Required work: Write out the complete material exactly as it stands.
--- START Information supplied ---
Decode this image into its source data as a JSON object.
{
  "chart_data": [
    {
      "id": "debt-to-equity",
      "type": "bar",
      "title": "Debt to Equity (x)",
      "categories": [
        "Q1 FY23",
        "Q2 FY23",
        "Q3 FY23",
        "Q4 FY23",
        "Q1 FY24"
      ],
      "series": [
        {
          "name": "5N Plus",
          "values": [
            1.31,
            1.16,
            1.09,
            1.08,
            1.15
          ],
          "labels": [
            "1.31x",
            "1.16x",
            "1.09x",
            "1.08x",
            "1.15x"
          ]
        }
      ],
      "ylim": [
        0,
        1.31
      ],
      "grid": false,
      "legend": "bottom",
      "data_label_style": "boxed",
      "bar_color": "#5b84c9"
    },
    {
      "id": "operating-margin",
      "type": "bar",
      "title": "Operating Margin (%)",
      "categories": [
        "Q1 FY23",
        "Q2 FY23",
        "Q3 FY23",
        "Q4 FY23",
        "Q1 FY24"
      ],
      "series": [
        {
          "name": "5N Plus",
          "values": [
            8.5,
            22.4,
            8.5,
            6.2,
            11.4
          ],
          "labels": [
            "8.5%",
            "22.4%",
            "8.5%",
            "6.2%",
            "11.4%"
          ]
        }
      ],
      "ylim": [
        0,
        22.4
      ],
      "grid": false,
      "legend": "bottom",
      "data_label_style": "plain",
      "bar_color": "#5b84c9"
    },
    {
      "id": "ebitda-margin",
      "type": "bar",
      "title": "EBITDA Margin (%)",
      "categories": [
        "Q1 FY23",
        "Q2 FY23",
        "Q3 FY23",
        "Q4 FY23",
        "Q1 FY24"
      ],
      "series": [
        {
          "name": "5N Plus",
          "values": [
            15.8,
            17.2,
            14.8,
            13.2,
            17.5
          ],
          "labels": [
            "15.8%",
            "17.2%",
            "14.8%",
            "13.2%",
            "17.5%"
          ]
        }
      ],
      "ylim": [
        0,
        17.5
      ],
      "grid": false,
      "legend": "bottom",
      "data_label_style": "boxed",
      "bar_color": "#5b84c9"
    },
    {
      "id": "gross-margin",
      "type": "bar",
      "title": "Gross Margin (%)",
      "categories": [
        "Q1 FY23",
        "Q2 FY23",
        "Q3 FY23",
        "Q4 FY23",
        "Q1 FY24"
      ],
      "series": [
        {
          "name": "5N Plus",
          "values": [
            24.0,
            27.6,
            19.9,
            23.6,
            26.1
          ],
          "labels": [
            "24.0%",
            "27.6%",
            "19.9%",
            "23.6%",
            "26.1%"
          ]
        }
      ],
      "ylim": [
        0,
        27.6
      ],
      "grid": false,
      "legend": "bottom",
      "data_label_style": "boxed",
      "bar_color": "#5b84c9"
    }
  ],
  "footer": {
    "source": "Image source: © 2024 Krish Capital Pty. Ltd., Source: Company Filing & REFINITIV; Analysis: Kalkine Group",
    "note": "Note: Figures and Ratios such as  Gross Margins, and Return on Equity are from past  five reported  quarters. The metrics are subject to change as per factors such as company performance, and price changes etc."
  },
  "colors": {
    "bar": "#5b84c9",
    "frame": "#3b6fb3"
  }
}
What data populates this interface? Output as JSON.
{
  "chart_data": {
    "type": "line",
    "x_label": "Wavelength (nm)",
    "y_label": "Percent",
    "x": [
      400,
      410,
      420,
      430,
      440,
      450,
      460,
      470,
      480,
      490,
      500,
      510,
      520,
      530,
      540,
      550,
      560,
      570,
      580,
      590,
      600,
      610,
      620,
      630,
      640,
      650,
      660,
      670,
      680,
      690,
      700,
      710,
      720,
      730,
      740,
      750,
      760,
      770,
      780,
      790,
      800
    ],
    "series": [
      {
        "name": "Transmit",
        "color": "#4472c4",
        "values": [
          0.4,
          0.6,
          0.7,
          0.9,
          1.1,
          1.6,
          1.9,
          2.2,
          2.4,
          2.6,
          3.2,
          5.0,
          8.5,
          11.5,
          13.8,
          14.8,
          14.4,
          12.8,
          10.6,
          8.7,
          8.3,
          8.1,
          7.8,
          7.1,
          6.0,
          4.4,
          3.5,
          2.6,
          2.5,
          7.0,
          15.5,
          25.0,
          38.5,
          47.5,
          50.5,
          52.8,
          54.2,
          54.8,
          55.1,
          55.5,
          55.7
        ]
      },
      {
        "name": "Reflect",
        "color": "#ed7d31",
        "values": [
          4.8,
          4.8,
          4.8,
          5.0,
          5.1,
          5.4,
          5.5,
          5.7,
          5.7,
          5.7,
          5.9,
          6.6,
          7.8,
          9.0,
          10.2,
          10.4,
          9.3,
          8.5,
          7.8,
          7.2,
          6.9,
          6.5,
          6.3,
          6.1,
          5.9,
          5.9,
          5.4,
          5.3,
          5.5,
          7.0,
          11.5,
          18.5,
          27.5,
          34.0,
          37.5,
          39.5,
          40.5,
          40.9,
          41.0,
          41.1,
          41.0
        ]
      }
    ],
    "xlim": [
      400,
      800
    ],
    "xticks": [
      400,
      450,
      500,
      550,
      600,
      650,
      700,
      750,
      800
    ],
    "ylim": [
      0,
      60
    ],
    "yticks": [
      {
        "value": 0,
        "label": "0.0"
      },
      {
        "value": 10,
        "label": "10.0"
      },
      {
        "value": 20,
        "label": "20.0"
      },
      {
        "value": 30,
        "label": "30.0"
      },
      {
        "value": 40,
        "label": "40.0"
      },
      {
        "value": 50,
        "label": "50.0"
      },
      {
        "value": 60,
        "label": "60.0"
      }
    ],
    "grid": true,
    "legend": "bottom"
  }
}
--- END Information supplied ---
Finished exercise:
Decode this image into its source data as a JSON object.
{
  "chart_data": [
    {
      "id": "debt-to-equity",
      "type": "bar",
      "title": "Debt to Equity (x)",
      "categories": [
        "Q1 FY23",
        "Q2 FY23",
        "Q3 FY23",
        "Q4 FY23",
        "Q1 FY24"
      ],
      "series": [
        {
          "name": "5N Plus",
          "values": [
            1.31,
            1.16,
            1.09,
            1.08,
            1.15
          ],
          "labels": [
            "1.31x",
            "1.16x",
            "1.09x",
            "1.08x",
            "1.15x"
          ]
        }
      ],
      "ylim": [
        0,
        1.31
      ],
      "grid": false,
      "legend": "bottom",
      "data_label_style": "boxed",
      "bar_color": "#5b84c9"
    },
    {
      "id": "operating-margin",
      "type": "bar",
      "title": "Operating Margin (%)",
      "categories": [
        "Q1 FY23",
        "Q2 FY23",
        "Q3 FY23",
        "Q4 FY23",
        "Q1 FY24"
      ],
      "series": [
        {
          "name": "5N Plus",
          "values": [
            8.5,
            22.4,
            8.5,
            6.2,
            11.4
          ],
          "labels": [
            "8.5%",
            "22.4%",
            "8.5%",
            "6.2%",
            "11.4%"
          ]
        }
      ],
      "ylim": [
        0,
        22.4
      ],
      "grid": false,
      "legend": "bottom",
      "data_label_style": "plain",
      "bar_color": "#5b84c9"
    },
    {
      "id": "ebitda-margin",
      "type": "bar",
      "title": "EBITDA Margin (%)",
      "categories": [
        "Q1 FY23",
        "Q2 FY23",
        "Q3 FY23",
        "Q4 FY23",
        "Q1 FY24"
      ],
      "series": [
        {
          "name": "5N Plus",
          "values": [
            15.8,
            17.2,
            14.8,
            13.2,
            17.5
          ],
          "labels": [
            "15.8%",
            "17.2%",
            "14.8%",
            "13.2%",
            "17.5%"
          ]
        }
      ],
      "ylim": [
        0,
        17.5
      ],
      "grid": false,
      "legend": "bottom",
      "data_label_style": "boxed",
      "bar_color": "#5b84c9"
    },
    {
      "id": "gross-margin",
      "type": "bar",
      "title": "Gross Margin (%)",
      "categories": [
        "Q1 FY23",
        "Q2 FY23",
        "Q3 FY23",
        "Q4 FY23",
        "Q1 FY24"
      ],
      "series": [
        {
          "name": "5N Plus",
          "values": [
            24.0,
            27.6,
            19.9,
            23.6,
            26.1
          ],
          "labels": [
            "24.0%",
            "27.6%",
            "19.9%",
            "23.6%",
            "26.1%"
          ]
        }
      ],
      "ylim": [
        0,
        27.6
      ],
      "grid": false,
      "legend": "bottom",
      "data_label_style": "boxed",
      "bar_color": "#5b84c9"
    }
  ],
  "footer": {
    "source": "Image source: © 2024 Krish Capital Pty. Ltd., Source: Company Filing & REFINITIV; Analysis: Kalkine Group",
    "note": "Note: Figures and Ratios such as  Gross Margins, and Return on Equity are from past  five reported  quarters. The metrics are subject to change as per factors such as company performance, and price changes etc."
  },
  "colors": {
    "bar": "#5b84c9",
    "frame": "#3b6fb3"
  }
}
What data populates this interface? Output as JSON.
{
  "chart_data": {
    "type": "line",
    "x_label": "Wavelength (nm)",
    "y_label": "Percent",
    "x": [
      400,
      410,
      420,
      430,
      440,
      450,
      460,
      470,
      480,
      490,
      500,
      510,
      520,
      530,
      540,
      550,
      560,
      570,
      580,
      590,
      600,
      610,
      620,
      630,
      640,
      650,
      660,
      670,
      680,
      690,
      700,
      710,
      720,
      730,
      740,
      750,
      760,
      770,
      780,
      790,
      800
    ],
    "series": [
      {
        "name": "Transmit",
        "color": "#4472c4",
        "values": [
          0.4,
          0.6,
          0.7,
          0.9,
          1.1,
          1.6,
          1.9,
          2.2,
          2.4,
          2.6,
          3.2,
          5.0,
          8.5,
          11.5,
          13.8,
          14.8,
          14.4,
          12.8,
          10.6,
          8.7,
          8.3,
          8.1,
          7.8,
          7.1,
          6.0,
          4.4,
          3.5,
          2.6,
          2.5,
          7.0,
          15.5,
          25.0,
          38.5,
          47.5,
          50.5,
          52.8,
          54.2,
          54.8,
          55.1,
          55.5,
          55.7
        ]
      },
      {
        "name": "Reflect",
        "color": "#ed7d31",
        "values": [
          4.8,
          4.8,
          4.8,
          5.0,
          5.1,
          5.4,
          5.5,
          5.7,
          5.7,
          5.7,
          5.9,
          6.6,
          7.8,
          9.0,
          10.2,
          10.4,
          9.3,
          8.5,
          7.8,
          7.2,
          6.9,
          6.5,
          6.3,
          6.1,
          5.9,
          5.9,
          5.4,
          5.3,
          5.5,
          7.0,
          11.5,
          18.5,
          27.5,
          34.0,
          37.5,
          39.5,
          40.5,
          40.9,
          41.0,
          41.1,
          41.0
        ]
      }
    ],
    "xlim": [
      400,
      800
    ],
    "xticks": [
      400,
      450,
      500,
      550,
      600,
      650,
      700,
      750,
      800
    ],
    "ylim": [
      0,
      60
    ],
    "yticks": [
      {
        "value": 0,
        "label": "0.0"
      },
      {
        "value": 10,
        "label": "10.0"
      },
      {
        "value": 20,
        "label": "20.0"
      },
      {
        "value": 30,
        "label": "30.0"
      },
      {
        "value": 40,
        "label": "40.0"
      },
      {
        "value": 50,
        "label": "50.0"
      },
      {
        "value": 60,
        "label": "60.0"
      }
    ],
    "grid": true,
    "legend": "bottom"
  }
}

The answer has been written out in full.